EXERCISE: Your task is to copy the listing exactly. Drop any pictures from the copy.

>>>>

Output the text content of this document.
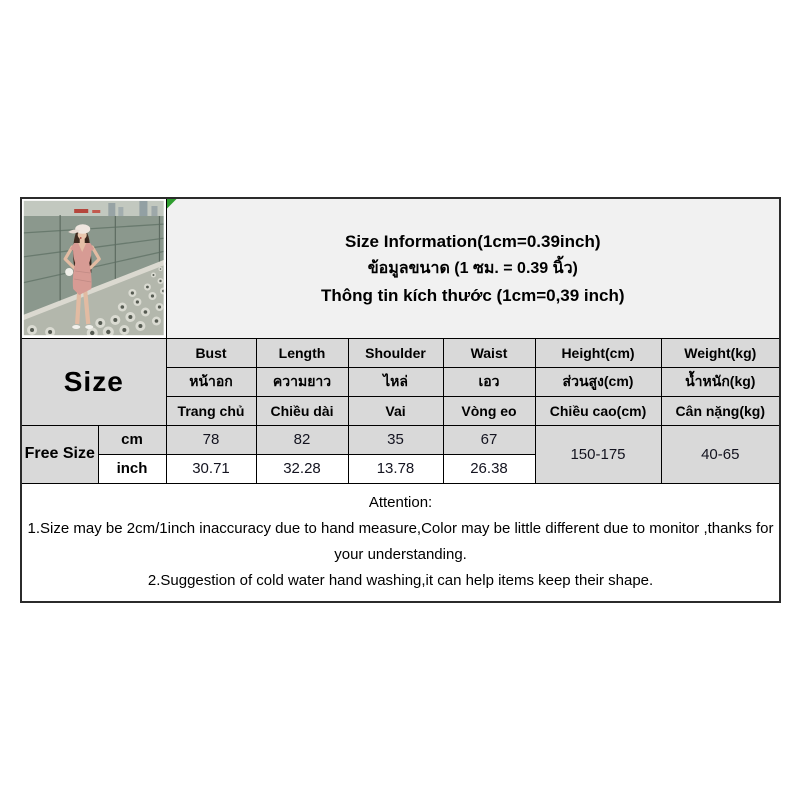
Size Information(1cm=0.39inch)
ข้อมูลขนาด (1 ซม. = 0.39 นิ้ว)
Thông tin kích thước (1cm=0,39 inch)					

Size		Bust	Length	Shoulder	Waist	Height(cm)	Weight(kg)
		หน้าอก	ความยาว	ไหล่	เอว	ส่วนสูง(cm)	น้ำหนัก(kg)
		Trang chủ	Chiều dài	Vai	Vòng eo	Chiều cao(cm)	Cân nặng(kg)
Free Size	cm	78	82	35	67	150-175	40-65
	inch	30.71	32.28	13.78	26.38		

Attention:
1.Size may be 2cm/1inch inaccuracy due to hand measure,Color may be little different due to monitor ,thanks for your understanding.
2.Suggestion of cold water hand washing,it can help items keep their shape.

<<<<

COMPLETE ANSWER:
Output the text content of this document.
Size Information(1cm=0.39inch)
ข้อมูลขนาด (1 ซม. = 0.39 นิ้ว)
Thông tin kích thước (1cm=0,39 inch)					

Size		Bust	Length	Shoulder	Waist	Height(cm)	Weight(kg)
		หน้าอก	ความยาว	ไหล่	เอว	ส่วนสูง(cm)	น้ำหนัก(kg)
		Trang chủ	Chiều dài	Vai	Vòng eo	Chiều cao(cm)	Cân nặng(kg)
Free Size	cm	78	82	35	67	150-175	40-65
	inch	30.71	32.28	13.78	26.38		

Attention:
1.Size may be 2cm/1inch inaccuracy due to hand measure,Color may be little different due to monitor ,thanks for your understanding.
2.Suggestion of cold water hand washing,it can help items keep their shape.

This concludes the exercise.